◆ GIVEN ENTRIES:
--------------------------------
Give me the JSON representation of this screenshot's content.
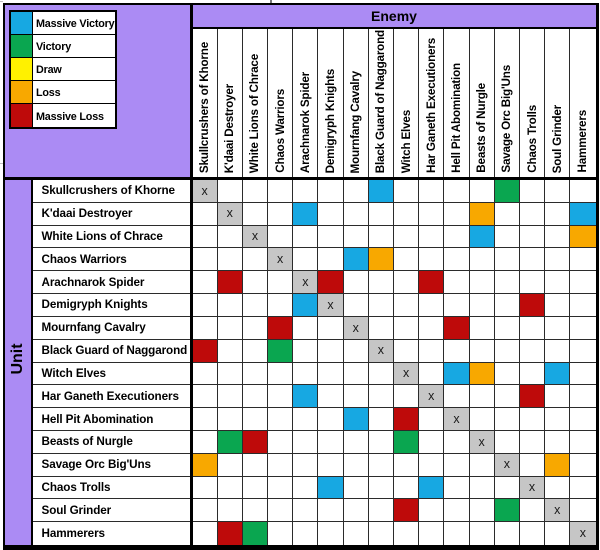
{
  "colors": {
    "sheet_background": "#FFFFFF",
    "chart_background": "#AB8BF4",
    "border": "#000000",
    "grid_line": "#2B2B2B",
    "cell_background": "#FFFFFF",
    "diagonal_background": "#C6C6C6",
    "massive_victory": "#17A8E2",
    "victory": "#0AA650",
    "draw": "#FFF100",
    "loss": "#F8A800",
    "massive_loss": "#BE0A0A"
  },
  "chart_data": {
    "type": "heatmap",
    "column_axis_label": "Enemy",
    "row_axis_label": "Unit",
    "legend_position": "top-left",
    "legend": [
      {
        "code": "MV",
        "label": "Massive Victory",
        "color_key": "massive_victory"
      },
      {
        "code": "V",
        "label": "Victory",
        "color_key": "victory"
      },
      {
        "code": "D",
        "label": "Draw",
        "color_key": "draw"
      },
      {
        "code": "L",
        "label": "Loss",
        "color_key": "loss"
      },
      {
        "code": "ML",
        "label": "Massive Loss",
        "color_key": "massive_loss"
      }
    ],
    "diagonal_marker": "x",
    "units": [
      "Skullcrushers of Khorne",
      "K'daai Destroyer",
      "White Lions of Chrace",
      "Chaos Warriors",
      "Arachnarok Spider",
      "Demigryph Knights",
      "Mournfang Cavalry",
      "Black Guard of Naggarond",
      "Witch Elves",
      "Har Ganeth Executioners",
      "Hell Pit Abomination",
      "Beasts of Nurgle",
      "Savage Orc Big'Uns",
      "Chaos Trolls",
      "Soul Grinder",
      "Hammerers"
    ],
    "matrix": [
      [
        "x",
        "",
        "",
        "",
        "",
        "",
        "",
        "MV",
        "",
        "",
        "",
        "",
        "V",
        "",
        "",
        ""
      ],
      [
        "",
        "x",
        "",
        "",
        "MV",
        "",
        "",
        "",
        "",
        "",
        "",
        "L",
        "",
        "",
        "",
        "MV"
      ],
      [
        "",
        "",
        "x",
        "",
        "",
        "",
        "",
        "",
        "",
        "",
        "",
        "MV",
        "",
        "",
        "",
        "L"
      ],
      [
        "",
        "",
        "",
        "x",
        "",
        "",
        "MV",
        "L",
        "",
        "",
        "",
        "",
        "",
        "",
        "",
        ""
      ],
      [
        "",
        "ML",
        "",
        "",
        "x",
        "ML",
        "",
        "",
        "",
        "ML",
        "",
        "",
        "",
        "",
        "",
        ""
      ],
      [
        "",
        "",
        "",
        "",
        "MV",
        "x",
        "",
        "",
        "",
        "",
        "",
        "",
        "",
        "ML",
        "",
        ""
      ],
      [
        "",
        "",
        "",
        "ML",
        "",
        "",
        "x",
        "",
        "",
        "",
        "ML",
        "",
        "",
        "",
        "",
        ""
      ],
      [
        "ML",
        "",
        "",
        "V",
        "",
        "",
        "",
        "x",
        "",
        "",
        "",
        "",
        "",
        "",
        "",
        ""
      ],
      [
        "",
        "",
        "",
        "",
        "",
        "",
        "",
        "",
        "x",
        "",
        "MV",
        "L",
        "",
        "",
        "MV",
        ""
      ],
      [
        "",
        "",
        "",
        "",
        "MV",
        "",
        "",
        "",
        "",
        "x",
        "",
        "",
        "",
        "ML",
        "",
        ""
      ],
      [
        "",
        "",
        "",
        "",
        "",
        "",
        "MV",
        "",
        "ML",
        "",
        "x",
        "",
        "",
        "",
        "",
        ""
      ],
      [
        "",
        "V",
        "ML",
        "",
        "",
        "",
        "",
        "",
        "V",
        "",
        "",
        "x",
        "",
        "",
        "",
        ""
      ],
      [
        "L",
        "",
        "",
        "",
        "",
        "",
        "",
        "",
        "",
        "",
        "",
        "",
        "x",
        "",
        "L",
        ""
      ],
      [
        "",
        "",
        "",
        "",
        "",
        "MV",
        "",
        "",
        "",
        "MV",
        "",
        "",
        "",
        "x",
        "",
        ""
      ],
      [
        "",
        "",
        "",
        "",
        "",
        "",
        "",
        "",
        "ML",
        "",
        "",
        "",
        "V",
        "",
        "x",
        ""
      ],
      [
        "",
        "ML",
        "V",
        "",
        "",
        "",
        "",
        "",
        "",
        "",
        "",
        "",
        "",
        "",
        "",
        "x"
      ]
    ]
  }
}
--------------------------------
◆ TASK:
Reproduce every entry word for word, but omit the pictures.

◆ THE RESPONSE:
Give me the JSON representation of this screenshot's content.
{
  "colors": {
    "sheet_background": "#FFFFFF",
    "chart_background": "#AB8BF4",
    "border": "#000000",
    "grid_line": "#2B2B2B",
    "cell_background": "#FFFFFF",
    "diagonal_background": "#C6C6C6",
    "massive_victory": "#17A8E2",
    "victory": "#0AA650",
    "draw": "#FFF100",
    "loss": "#F8A800",
    "massive_loss": "#BE0A0A"
  },
  "chart_data": {
    "type": "heatmap",
    "column_axis_label": "Enemy",
    "row_axis_label": "Unit",
    "legend_position": "top-left",
    "legend": [
      {
        "code": "MV",
        "label": "Massive Victory",
        "color_key": "massive_victory"
      },
      {
        "code": "V",
        "label": "Victory",
        "color_key": "victory"
      },
      {
        "code": "D",
        "label": "Draw",
        "color_key": "draw"
      },
      {
        "code": "L",
        "label": "Loss",
        "color_key": "loss"
      },
      {
        "code": "ML",
        "label": "Massive Loss",
        "color_key": "massive_loss"
      }
    ],
    "diagonal_marker": "x",
    "units": [
      "Skullcrushers of Khorne",
      "K'daai Destroyer",
      "White Lions of Chrace",
      "Chaos Warriors",
      "Arachnarok Spider",
      "Demigryph Knights",
      "Mournfang Cavalry",
      "Black Guard of Naggarond",
      "Witch Elves",
      "Har Ganeth Executioners",
      "Hell Pit Abomination",
      "Beasts of Nurgle",
      "Savage Orc Big'Uns",
      "Chaos Trolls",
      "Soul Grinder",
      "Hammerers"
    ],
    "matrix": [
      [
        "x",
        "",
        "",
        "",
        "",
        "",
        "",
        "MV",
        "",
        "",
        "",
        "",
        "V",
        "",
        "",
        ""
      ],
      [
        "",
        "x",
        "",
        "",
        "MV",
        "",
        "",
        "",
        "",
        "",
        "",
        "L",
        "",
        "",
        "",
        "MV"
      ],
      [
        "",
        "",
        "x",
        "",
        "",
        "",
        "",
        "",
        "",
        "",
        "",
        "MV",
        "",
        "",
        "",
        "L"
      ],
      [
        "",
        "",
        "",
        "x",
        "",
        "",
        "MV",
        "L",
        "",
        "",
        "",
        "",
        "",
        "",
        "",
        ""
      ],
      [
        "",
        "ML",
        "",
        "",
        "x",
        "ML",
        "",
        "",
        "",
        "ML",
        "",
        "",
        "",
        "",
        "",
        ""
      ],
      [
        "",
        "",
        "",
        "",
        "MV",
        "x",
        "",
        "",
        "",
        "",
        "",
        "",
        "",
        "ML",
        "",
        ""
      ],
      [
        "",
        "",
        "",
        "ML",
        "",
        "",
        "x",
        "",
        "",
        "",
        "ML",
        "",
        "",
        "",
        "",
        ""
      ],
      [
        "ML",
        "",
        "",
        "V",
        "",
        "",
        "",
        "x",
        "",
        "",
        "",
        "",
        "",
        "",
        "",
        ""
      ],
      [
        "",
        "",
        "",
        "",
        "",
        "",
        "",
        "",
        "x",
        "",
        "MV",
        "L",
        "",
        "",
        "MV",
        ""
      ],
      [
        "",
        "",
        "",
        "",
        "MV",
        "",
        "",
        "",
        "",
        "x",
        "",
        "",
        "",
        "ML",
        "",
        ""
      ],
      [
        "",
        "",
        "",
        "",
        "",
        "",
        "MV",
        "",
        "ML",
        "",
        "x",
        "",
        "",
        "",
        "",
        ""
      ],
      [
        "",
        "V",
        "ML",
        "",
        "",
        "",
        "",
        "",
        "V",
        "",
        "",
        "x",
        "",
        "",
        "",
        ""
      ],
      [
        "L",
        "",
        "",
        "",
        "",
        "",
        "",
        "",
        "",
        "",
        "",
        "",
        "x",
        "",
        "L",
        ""
      ],
      [
        "",
        "",
        "",
        "",
        "",
        "MV",
        "",
        "",
        "",
        "MV",
        "",
        "",
        "",
        "x",
        "",
        ""
      ],
      [
        "",
        "",
        "",
        "",
        "",
        "",
        "",
        "",
        "ML",
        "",
        "",
        "",
        "V",
        "",
        "x",
        ""
      ],
      [
        "",
        "ML",
        "V",
        "",
        "",
        "",
        "",
        "",
        "",
        "",
        "",
        "",
        "",
        "",
        "",
        "x"
      ]
    ]
  }
}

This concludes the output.